Reproduce every one of the records below word for word and line for line, leaving out the pictures.
___ Data shown ___
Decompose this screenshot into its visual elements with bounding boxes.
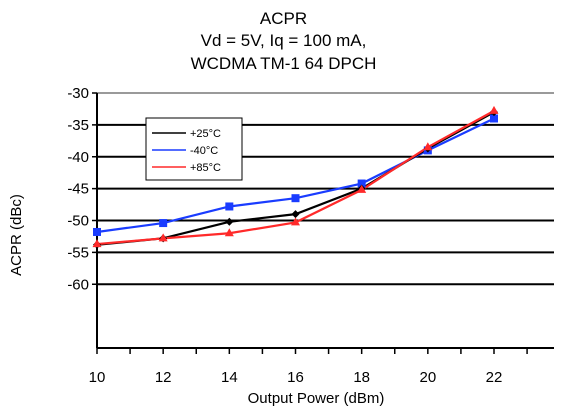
x-tick-labels: 10 12 14 16 18 20 22 bbox=[89, 369, 503, 386]
y-tick-label: -40 bbox=[67, 149, 89, 166]
data-point bbox=[225, 202, 233, 210]
x-tick-label: 14 bbox=[221, 369, 238, 386]
legend: +25°C -40°C +85°C bbox=[146, 118, 242, 180]
data-point bbox=[93, 228, 101, 236]
data-point bbox=[225, 218, 233, 226]
y-tick-label: -60 bbox=[67, 276, 89, 293]
data-point bbox=[159, 219, 167, 227]
x-tick-label: 20 bbox=[419, 369, 436, 386]
y-axis-label: ACPR (dBc) bbox=[8, 194, 25, 276]
x-tick-label: 22 bbox=[486, 369, 503, 386]
x-tick-label: 12 bbox=[155, 369, 172, 386]
y-tick-label: -45 bbox=[67, 181, 89, 198]
x-axis-label: Output Power (dBm) bbox=[248, 390, 385, 407]
y-tick-labels: -30 -35 -40 -45 -50 -55 -60 bbox=[67, 85, 89, 293]
data-point bbox=[292, 210, 300, 218]
legend-label: +25°C bbox=[190, 128, 221, 140]
x-tick-label: 10 bbox=[89, 369, 106, 386]
y-tick-label: -50 bbox=[67, 213, 89, 230]
y-tick-label: -30 bbox=[67, 85, 89, 102]
y-tick-label: -35 bbox=[67, 117, 89, 134]
x-tick-label: 18 bbox=[353, 369, 370, 386]
x-tick-label: 16 bbox=[287, 369, 304, 386]
data-point bbox=[490, 106, 499, 114]
legend-label: +85°C bbox=[190, 162, 221, 174]
data-point bbox=[292, 194, 300, 202]
legend-label: -40°C bbox=[190, 145, 218, 157]
y-tick-label: -55 bbox=[67, 244, 89, 261]
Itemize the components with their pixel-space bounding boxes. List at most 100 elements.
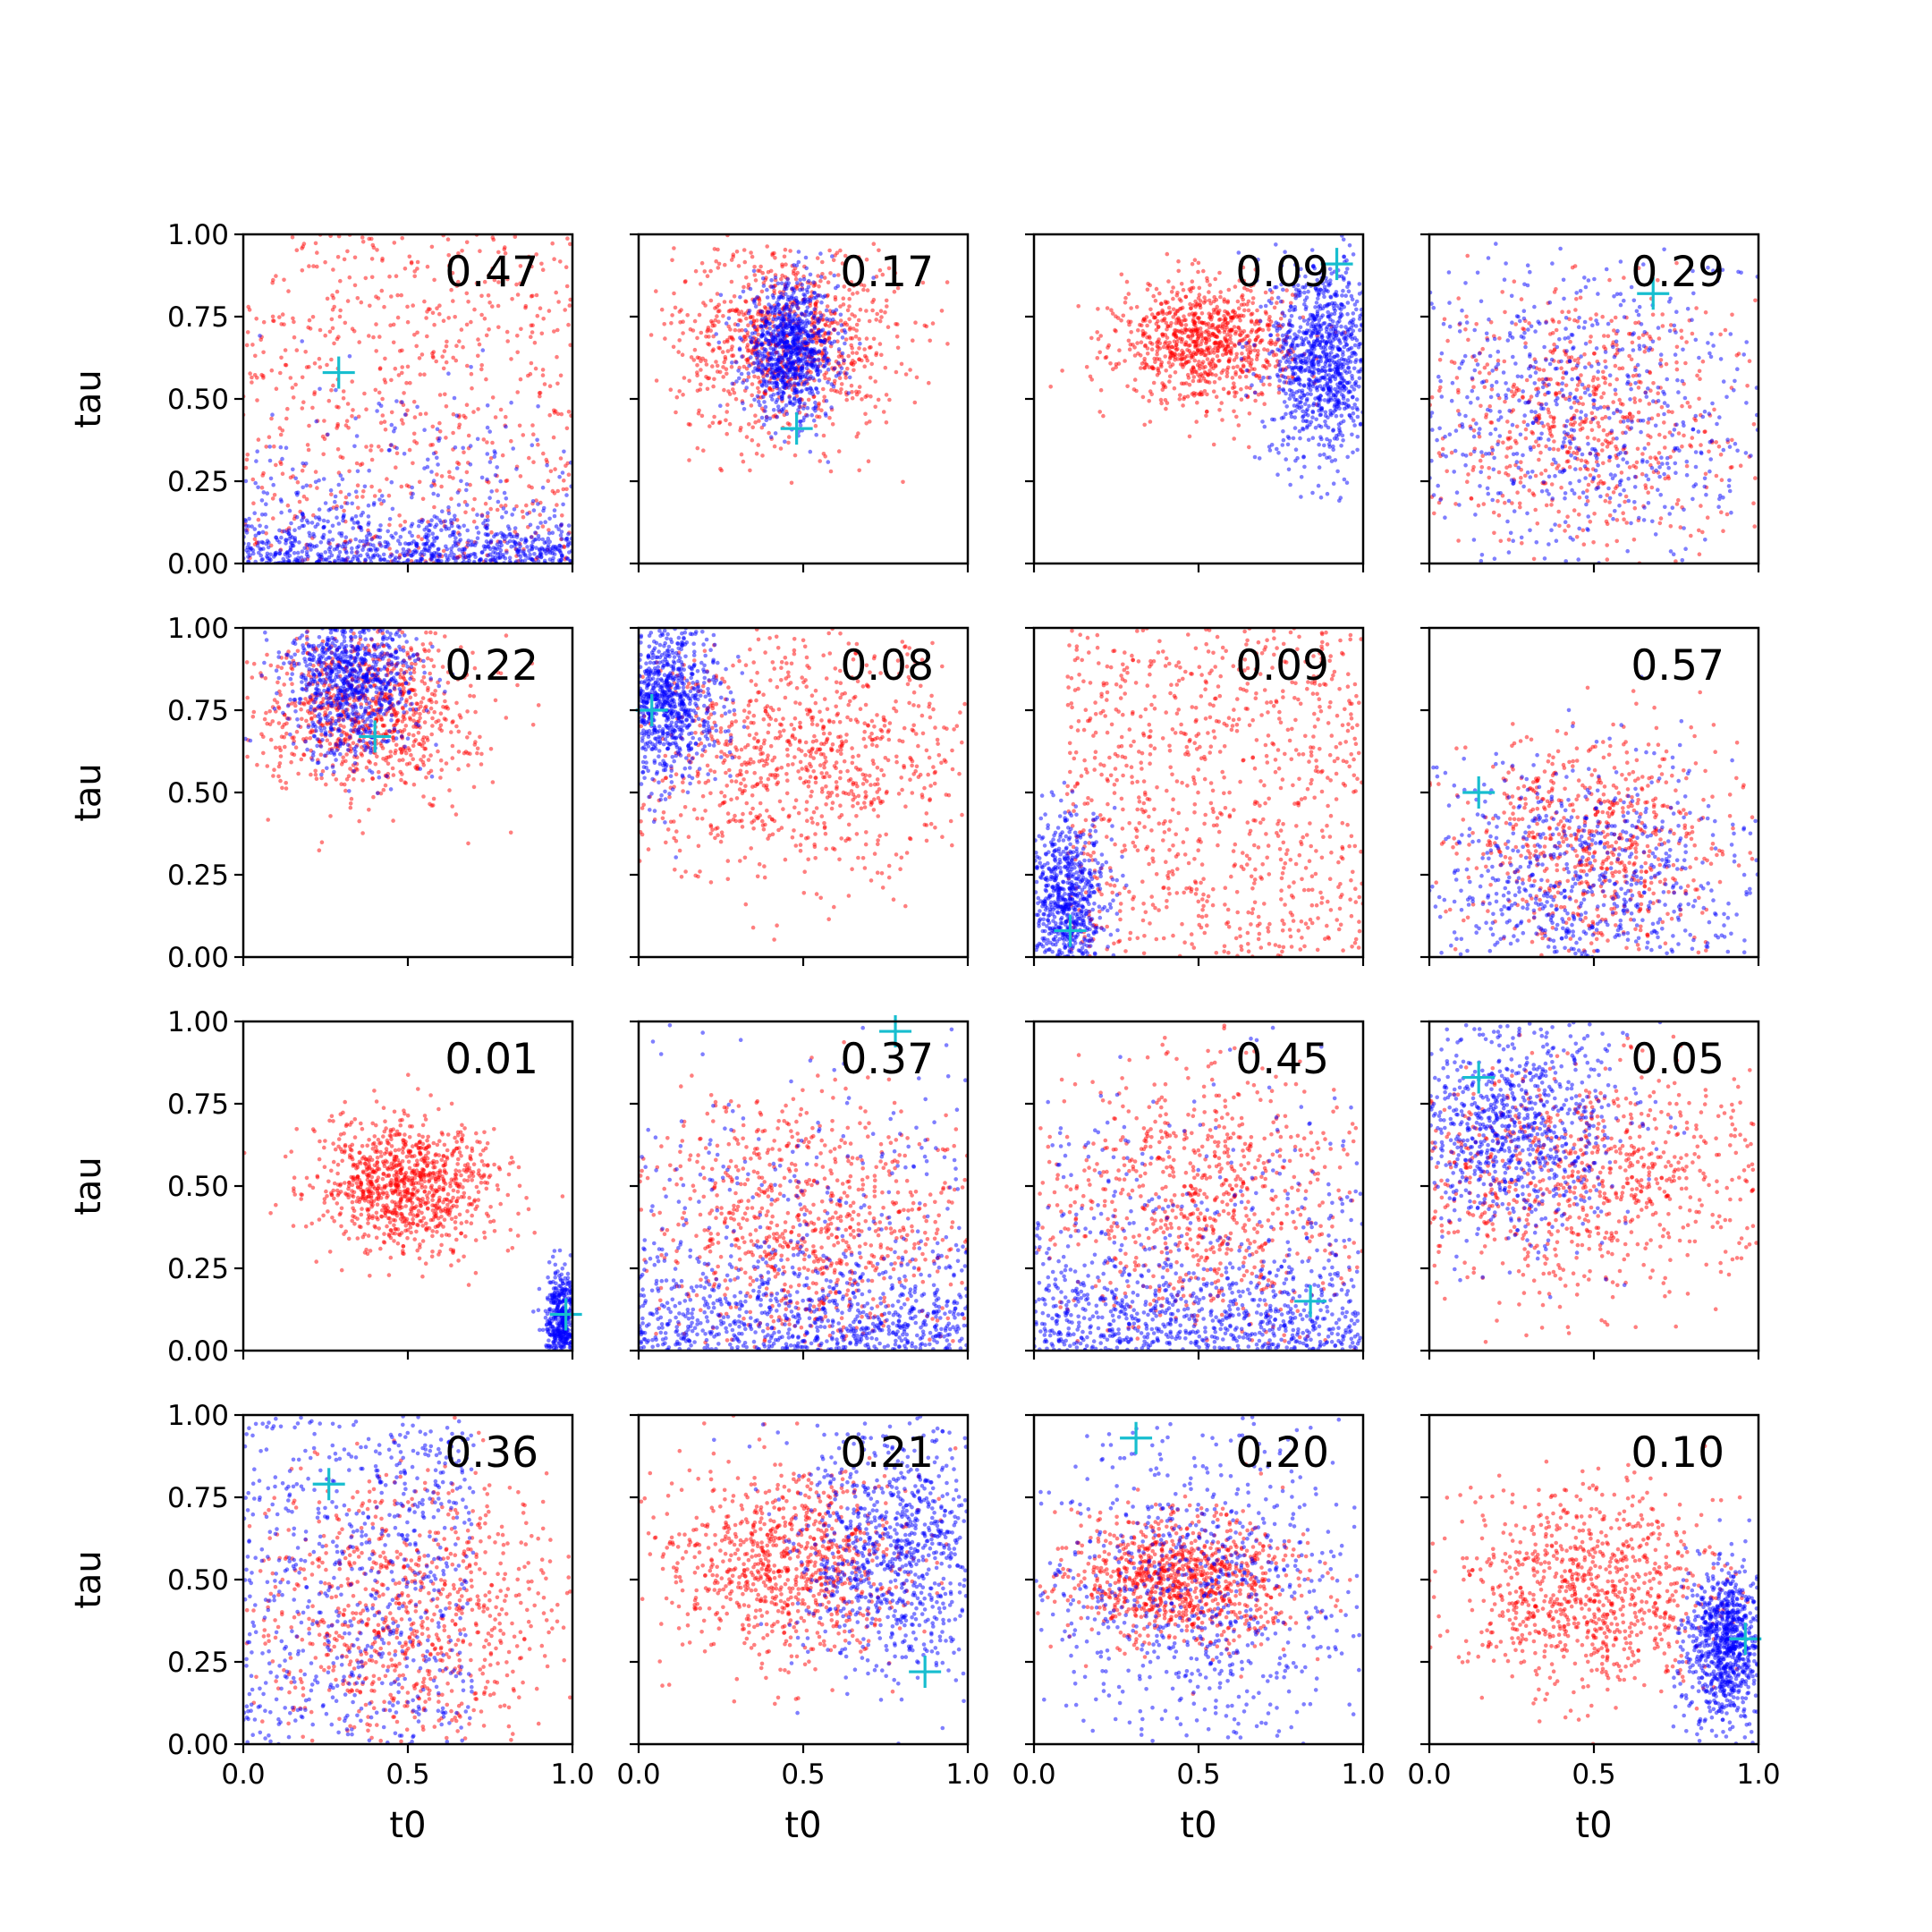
red-point — [1197, 316, 1201, 320]
red-point — [883, 310, 887, 315]
blue-point — [1275, 472, 1280, 477]
blue-point — [377, 528, 383, 533]
red-point — [1174, 292, 1180, 298]
red-point — [1138, 322, 1142, 327]
red-point — [868, 376, 873, 380]
red-point — [1284, 288, 1289, 292]
blue-point — [1355, 447, 1360, 453]
red-point — [534, 252, 538, 257]
blue-point — [776, 334, 782, 339]
red-point — [293, 382, 298, 387]
blue-point — [814, 432, 818, 437]
blue-point — [289, 521, 293, 526]
red-point — [1183, 340, 1189, 345]
blue-point — [818, 334, 822, 338]
red-point — [496, 280, 501, 284]
red-point — [387, 522, 392, 528]
red-point — [855, 291, 860, 295]
blue-point — [495, 465, 499, 470]
blue-point — [350, 516, 355, 521]
red-point — [274, 462, 278, 468]
red-point — [1252, 367, 1257, 372]
blue-point — [410, 554, 414, 558]
blue-point — [1336, 330, 1341, 335]
red-point — [420, 496, 426, 502]
red-point — [264, 531, 268, 536]
red-point — [1232, 325, 1237, 329]
red-point — [414, 343, 419, 349]
red-point — [1163, 354, 1167, 359]
red-point — [1235, 299, 1241, 304]
blue-point — [389, 422, 394, 428]
blue-point — [496, 499, 501, 504]
red-point — [1156, 318, 1160, 324]
blue-point — [718, 292, 724, 298]
red-point — [1148, 419, 1153, 424]
red-point — [1203, 352, 1208, 358]
red-point — [1125, 384, 1130, 389]
blue-point — [416, 523, 421, 529]
red-point — [1182, 394, 1187, 400]
red-point — [1225, 311, 1230, 316]
blue-point — [1328, 278, 1333, 283]
blue-point — [794, 367, 799, 372]
blue-point — [1280, 443, 1285, 447]
blue-point — [1299, 495, 1303, 499]
blue-point — [1308, 387, 1313, 393]
blue-point — [755, 294, 759, 300]
blue-point — [1350, 353, 1354, 359]
blue-point — [487, 544, 491, 549]
red-point — [1276, 390, 1282, 395]
red-point — [472, 496, 477, 502]
red-point — [695, 335, 699, 341]
red-point — [360, 462, 365, 466]
red-point — [400, 365, 405, 369]
red-point — [1206, 321, 1211, 326]
blue-point — [377, 497, 382, 502]
red-point — [756, 375, 761, 380]
red-point — [697, 312, 702, 318]
red-point — [674, 410, 678, 415]
red-point — [1164, 369, 1168, 373]
red-point — [1124, 279, 1130, 284]
red-point — [1268, 342, 1274, 347]
blue-point — [1347, 412, 1352, 418]
red-point — [482, 317, 487, 321]
blue-point — [258, 523, 262, 529]
red-point — [417, 356, 422, 360]
red-point — [1190, 392, 1195, 396]
red-point — [269, 416, 274, 421]
blue-point — [368, 532, 373, 538]
red-point — [1238, 333, 1243, 338]
blue-point — [792, 396, 797, 401]
red-point — [1155, 373, 1160, 377]
red-point — [345, 402, 351, 406]
red-point — [1217, 330, 1222, 335]
blue-point — [753, 304, 758, 309]
red-point — [523, 305, 528, 310]
red-point — [379, 288, 385, 293]
blue-point — [355, 554, 360, 558]
red-point — [409, 259, 414, 265]
red-point — [559, 411, 564, 417]
blue-point — [805, 330, 809, 335]
red-point — [842, 284, 847, 289]
red-point — [439, 484, 444, 489]
blue-point — [806, 284, 811, 290]
red-point — [369, 484, 374, 489]
red-point — [498, 407, 504, 412]
blue-point — [536, 502, 540, 506]
blue-point — [466, 543, 470, 547]
red-point — [788, 249, 792, 253]
red-point — [1089, 335, 1094, 341]
blue-point — [467, 554, 472, 558]
red-point — [446, 253, 452, 258]
blue-point — [459, 479, 463, 484]
blue-point — [792, 318, 796, 324]
blue-point — [759, 415, 765, 420]
red-point — [1183, 318, 1188, 323]
red-point — [1114, 365, 1118, 369]
blue-point — [757, 349, 761, 354]
blue-point — [806, 300, 810, 304]
blue-point — [1261, 376, 1266, 380]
___
• [Result]
Decompose this screenshot into its visual elements with bounding boxes.
x-tick-labels: 10 12 14 16 18 20 22 bbox=[89, 369, 503, 386]
y-tick-label: -40 bbox=[67, 149, 89, 166]
data-point bbox=[225, 202, 233, 210]
x-tick-label: 14 bbox=[221, 369, 238, 386]
legend: +25°C -40°C +85°C bbox=[146, 118, 242, 180]
data-point bbox=[93, 228, 101, 236]
data-point bbox=[225, 218, 233, 226]
y-tick-label: -60 bbox=[67, 276, 89, 293]
data-point bbox=[159, 219, 167, 227]
x-tick-label: 20 bbox=[419, 369, 436, 386]
y-axis-label: ACPR (dBc) bbox=[8, 194, 25, 276]
x-tick-label: 22 bbox=[486, 369, 503, 386]
x-tick-label: 12 bbox=[155, 369, 172, 386]
y-tick-label: -45 bbox=[67, 181, 89, 198]
x-axis-label: Output Power (dBm) bbox=[248, 390, 385, 407]
y-tick-labels: -30 -35 -40 -45 -50 -55 -60 bbox=[67, 85, 89, 293]
data-point bbox=[292, 210, 300, 218]
legend-label: +25°C bbox=[190, 128, 221, 140]
x-tick-label: 10 bbox=[89, 369, 106, 386]
y-tick-label: -50 bbox=[67, 213, 89, 230]
y-tick-label: -30 bbox=[67, 85, 89, 102]
y-tick-label: -35 bbox=[67, 117, 89, 134]
x-tick-label: 18 bbox=[353, 369, 370, 386]
x-tick-label: 16 bbox=[287, 369, 304, 386]
data-point bbox=[490, 106, 499, 114]
legend-label: +85°C bbox=[190, 162, 221, 174]
data-point bbox=[292, 194, 300, 202]
legend-label: -40°C bbox=[190, 145, 218, 157]
y-tick-label: -55 bbox=[67, 244, 89, 261]
Itemize the components with their pixel-space bounding boxes. List at most 100 elements.
red-point — [1197, 316, 1201, 320]
red-point — [883, 310, 887, 315]
blue-point — [1275, 472, 1280, 477]
blue-point — [377, 528, 383, 533]
red-point — [1174, 292, 1180, 298]
red-point — [1138, 322, 1142, 327]
red-point — [868, 376, 873, 380]
red-point — [1284, 288, 1289, 292]
blue-point — [1355, 447, 1360, 453]
red-point — [534, 252, 538, 257]
blue-point — [776, 334, 782, 339]
red-point — [293, 382, 298, 387]
blue-point — [814, 432, 818, 437]
blue-point — [289, 521, 293, 526]
red-point — [1183, 340, 1189, 345]
blue-point — [818, 334, 822, 338]
red-point — [496, 280, 501, 284]
red-point — [387, 522, 392, 528]
red-point — [855, 291, 860, 295]
blue-point — [495, 465, 499, 470]
blue-point — [350, 516, 355, 521]
red-point — [274, 462, 278, 468]
red-point — [1252, 367, 1257, 372]
blue-point — [410, 554, 414, 558]
blue-point — [1336, 330, 1341, 335]
red-point — [420, 496, 426, 502]
red-point — [264, 531, 268, 536]
red-point — [1232, 325, 1237, 329]
red-point — [414, 343, 419, 349]
red-point — [1163, 354, 1167, 359]
red-point — [1235, 299, 1241, 304]
blue-point — [389, 422, 394, 428]
blue-point — [496, 499, 501, 504]
red-point — [1156, 318, 1160, 324]
blue-point — [718, 292, 724, 298]
red-point — [1148, 419, 1153, 424]
red-point — [1203, 352, 1208, 358]
red-point — [1125, 384, 1130, 389]
blue-point — [416, 523, 421, 529]
red-point — [1182, 394, 1187, 400]
red-point — [1225, 311, 1230, 316]
blue-point — [1328, 278, 1333, 283]
blue-point — [794, 367, 799, 372]
blue-point — [1280, 443, 1285, 447]
blue-point — [1299, 495, 1303, 499]
blue-point — [1308, 387, 1313, 393]
blue-point — [755, 294, 759, 300]
blue-point — [1350, 353, 1354, 359]
blue-point — [487, 544, 491, 549]
red-point — [1276, 390, 1282, 395]
red-point — [472, 496, 477, 502]
red-point — [695, 335, 699, 341]
red-point — [360, 462, 365, 466]
red-point — [400, 365, 405, 369]
red-point — [1206, 321, 1211, 326]
blue-point — [377, 497, 382, 502]
red-point — [756, 375, 761, 380]
red-point — [697, 312, 702, 318]
red-point — [674, 410, 678, 415]
red-point — [1164, 369, 1168, 373]
red-point — [1124, 279, 1130, 284]
red-point — [1268, 342, 1274, 347]
blue-point — [1347, 412, 1352, 418]
red-point — [482, 317, 487, 321]
blue-point — [258, 523, 262, 529]
red-point — [417, 356, 422, 360]
red-point — [1190, 392, 1195, 396]
red-point — [269, 416, 274, 421]
blue-point — [368, 532, 373, 538]
red-point — [1238, 333, 1243, 338]
blue-point — [792, 396, 797, 401]
red-point — [1155, 373, 1160, 377]
red-point — [345, 402, 351, 406]
red-point — [1217, 330, 1222, 335]
blue-point — [753, 304, 758, 309]
red-point — [523, 305, 528, 310]
red-point — [379, 288, 385, 293]
blue-point — [355, 554, 360, 558]
red-point — [409, 259, 414, 265]
red-point — [559, 411, 564, 417]
blue-point — [805, 330, 809, 335]
red-point — [842, 284, 847, 289]
red-point — [439, 484, 444, 489]
blue-point — [806, 284, 811, 290]
red-point — [369, 484, 374, 489]
red-point — [498, 407, 504, 412]
blue-point — [536, 502, 540, 506]
blue-point — [466, 543, 470, 547]
red-point — [788, 249, 792, 253]
red-point — [1089, 335, 1094, 341]
blue-point — [467, 554, 472, 558]
red-point — [446, 253, 452, 258]
blue-point — [459, 479, 463, 484]
blue-point — [792, 318, 796, 324]
blue-point — [759, 415, 765, 420]
red-point — [1183, 318, 1188, 323]
red-point — [1114, 365, 1118, 369]
blue-point — [757, 349, 761, 354]
blue-point — [806, 300, 810, 304]
blue-point — [1261, 376, 1266, 380]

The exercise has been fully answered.